What is needed: Write out all the entries word for word and omit any pictures.

Given entries:
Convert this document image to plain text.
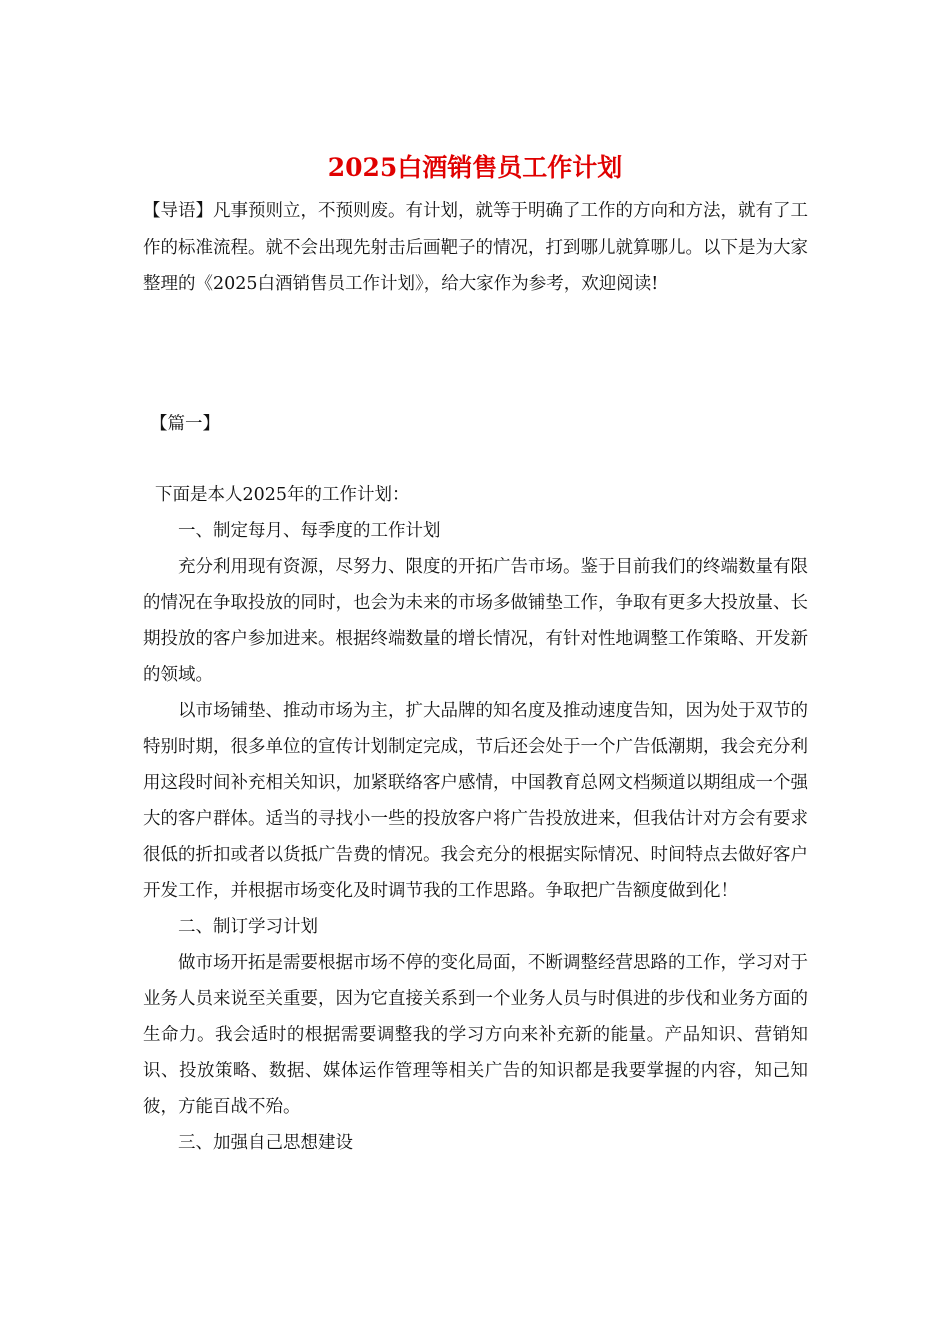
2025白酒销售员工作计划

【导语】凡事预则立，不预则废。有计划，就等于明确了工作的方向和方法，就有了工作的标准流程。就不会出现先射击后画靶子的情况，打到哪儿就算哪儿。以下是为大家整理的《2025白酒销售员工作计划》，给大家作为参考，欢迎阅读!

【篇一】

下面是本人2025年的工作计划：

一、制定每月、每季度的工作计划

充分利用现有资源，尽努力、限度的开拓广告市场。鉴于目前我们的终端数量有限的情况在争取投放的同时，也会为未来的市场多做铺垫工作，争取有更多大投放量、长期投放的客户参加进来。根据终端数量的增长情况，有针对性地调整工作策略、开发新的领域。

以市场铺垫、推动市场为主，扩大品牌的知名度及推动速度告知，因为处于双节的特别时期，很多单位的宣传计划制定完成，节后还会处于一个广告低潮期，我会充分利用这段时间补充相关知识，加紧联络客户感情，中国教育总网文档频道以期组成一个强大的客户群体。适当的寻找小一些的投放客户将广告投放进来，但我估计对方会有要求很低的折扣或者以货抵广告费的情况。我会充分的根据实际情况、时间特点去做好客户开发工作，并根据市场变化及时调节我的工作思路。争取把广告额度做到化！

二、制订学习计划

做市场开拓是需要根据市场不停的变化局面，不断调整经营思路的工作，学习对于业务人员来说至关重要，因为它直接关系到一个业务人员与时俱进的步伐和业务方面的生命力。我会适时的根据需要调整我的学习方向来补充新的能量。产品知识、营销知识、投放策略、数据、媒体运作管理等相关广告的知识都是我要掌握的内容，知己知彼，方能百战不殆。

三、加强自己思想建设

Task response:
Convert this document image to plain text.
2025白酒销售员工作计划

【导语】凡事预则立，不预则废。有计划，就等于明确了工作的方向和方法，就有了工作的标准流程。就不会出现先射击后画靶子的情况，打到哪儿就算哪儿。以下是为大家整理的《2025白酒销售员工作计划》，给大家作为参考，欢迎阅读!

【篇一】

下面是本人2025年的工作计划：

一、制定每月、每季度的工作计划

充分利用现有资源，尽努力、限度的开拓广告市场。鉴于目前我们的终端数量有限的情况在争取投放的同时，也会为未来的市场多做铺垫工作，争取有更多大投放量、长期投放的客户参加进来。根据终端数量的增长情况，有针对性地调整工作策略、开发新的领域。

以市场铺垫、推动市场为主，扩大品牌的知名度及推动速度告知，因为处于双节的特别时期，很多单位的宣传计划制定完成，节后还会处于一个广告低潮期，我会充分利用这段时间补充相关知识，加紧联络客户感情，中国教育总网文档频道以期组成一个强大的客户群体。适当的寻找小一些的投放客户将广告投放进来，但我估计对方会有要求很低的折扣或者以货抵广告费的情况。我会充分的根据实际情况、时间特点去做好客户开发工作，并根据市场变化及时调节我的工作思路。争取把广告额度做到化！

二、制订学习计划

做市场开拓是需要根据市场不停的变化局面，不断调整经营思路的工作，学习对于业务人员来说至关重要，因为它直接关系到一个业务人员与时俱进的步伐和业务方面的生命力。我会适时的根据需要调整我的学习方向来补充新的能量。产品知识、营销知识、投放策略、数据、媒体运作管理等相关广告的知识都是我要掌握的内容，知己知彼，方能百战不殆。

三、加强自己思想建设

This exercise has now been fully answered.